━━━ LISTED ENTRIES ━━━

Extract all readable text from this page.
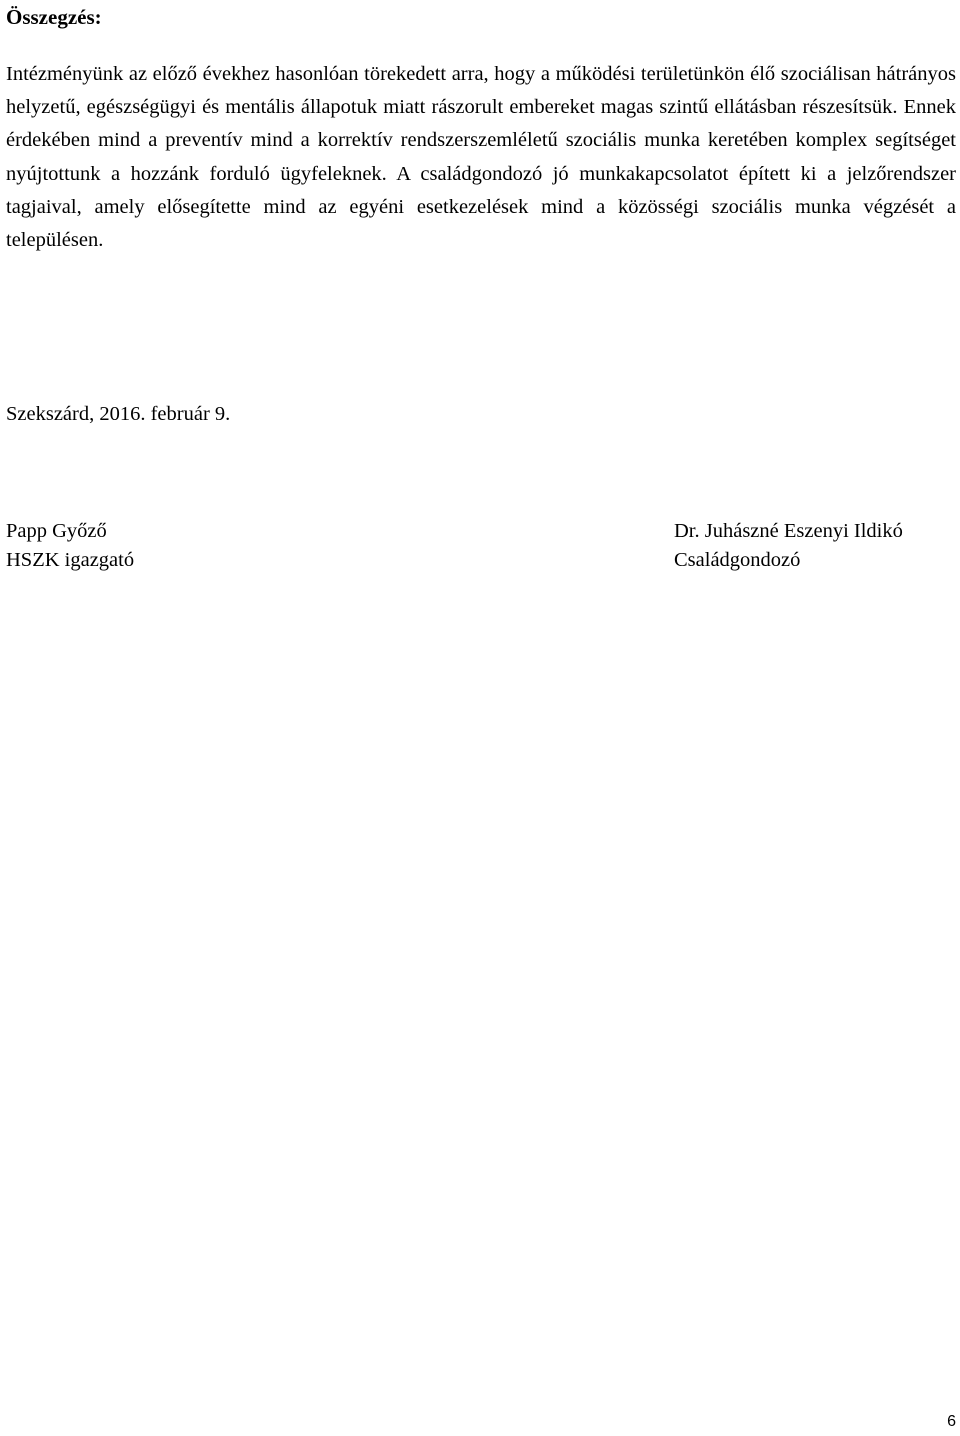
Összegzés:

Intézményünk az előző évekhez hasonlóan törekedett arra, hogy a működési területünkön élő szociálisan hátrányos helyzetű, egészségügyi és mentális állapotuk miatt rászorult embereket magas szintű ellátásban részesítsük. Ennek érdekében mind a preventív mind a korrektív rendszerszemléletű szociális munka keretében komplex segítséget nyújtottunk a hozzánk forduló ügyfeleknek. A családgondozó jó munkakapcsolatot épített ki a jelzőrendszer tagjaival, amely elősegítette mind az egyéni esetkezelések mind a közösségi szociális munka végzését a településen.

Szekszárd, 2016. február 9.

Papp Győző
HSZK igazgató
Dr. Juhászné Eszenyi Ildikó
Családgondozó
6
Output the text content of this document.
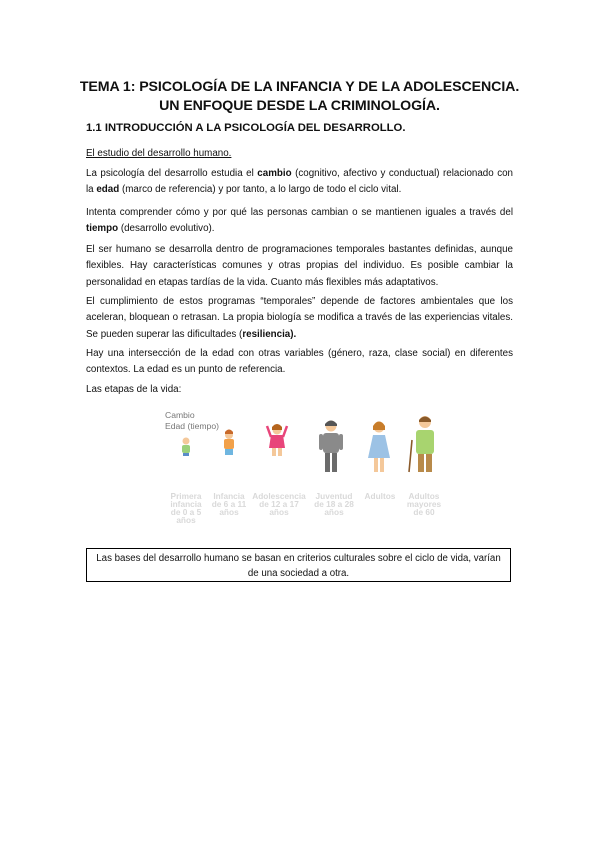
TEMA 1: PSICOLOGÍA DE LA INFANCIA Y DE LA ADOLESCENCIA.
UN ENFOQUE DESDE LA CRIMINOLOGÍA.
1.1 INTRODUCCIÓN A LA PSICOLOGÍA DEL DESARROLLO.
El estudio del desarrollo humano.

La psicología del desarrollo estudia el cambio (cognitivo, afectivo y conductual) relacionado con la edad (marco de referencia) y por tanto, a lo largo de todo el ciclo vital.

Intenta comprender cómo y por qué las personas cambian o se mantienen iguales a través del tiempo (desarrollo evolutivo).

El ser humano se desarrolla dentro de programaciones temporales bastantes definidas, aunque flexibles. Hay características comunes y otras propias del individuo. Es posible cambiar la personalidad en etapas tardías de la vida. Cuanto más flexibles más adaptativos.

El cumplimiento de estos programas “temporales” depende de factores ambientales que los aceleran, bloquean o retrasan. La propia biología se modifica a través de las experiencias vitales. Se pueden superar las dificultades (resiliencia).

Hay una intersección de la edad con otras variables (género, raza, clase social) en diferentes contextos. La edad es un punto de referencia.

Las etapas de la vida:

Cambio
Edad (tiempo)
Primera
infancia
de 0 a 5
años
Infancia
de 6 a 11
años
Adolescencia
de 12 a 17
años
Juventud
de 18 a 28
años
Adultos	Adultos
mayores
de 60
Las bases del desarrollo humano se basan en criterios culturales sobre el ciclo de vida, varían
de una sociedad a otra.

━━━

Write out, word for word, the line containing "Output the text content of this document." and each line after it to the end of the data, and nothing more. Drop the pictures.

Output the text content of this document.
TEMA 1: PSICOLOGÍA DE LA INFANCIA Y DE LA ADOLESCENCIA.
UN ENFOQUE DESDE LA CRIMINOLOGÍA.
1.1 INTRODUCCIÓN A LA PSICOLOGÍA DEL DESARROLLO.
El estudio del desarrollo humano.

La psicología del desarrollo estudia el cambio (cognitivo, afectivo y conductual) relacionado con la edad (marco de referencia) y por tanto, a lo largo de todo el ciclo vital.

Intenta comprender cómo y por qué las personas cambian o se mantienen iguales a través del tiempo (desarrollo evolutivo).

El ser humano se desarrolla dentro de programaciones temporales bastantes definidas, aunque flexibles. Hay características comunes y otras propias del individuo. Es posible cambiar la personalidad en etapas tardías de la vida. Cuanto más flexibles más adaptativos.

El cumplimiento de estos programas “temporales” depende de factores ambientales que los aceleran, bloquean o retrasan. La propia biología se modifica a través de las experiencias vitales. Se pueden superar las dificultades (resiliencia).

Hay una intersección de la edad con otras variables (género, raza, clase social) en diferentes contextos. La edad es un punto de referencia.

Las etapas de la vida:

Cambio
Edad (tiempo)
Primera
infancia
de 0 a 5
años
Infancia
de 6 a 11
años
Adolescencia
de 12 a 17
años
Juventud
de 18 a 28
años
Adultos	Adultos
mayores
de 60
Las bases del desarrollo humano se basan en criterios culturales sobre el ciclo de vida, varían
de una sociedad a otra.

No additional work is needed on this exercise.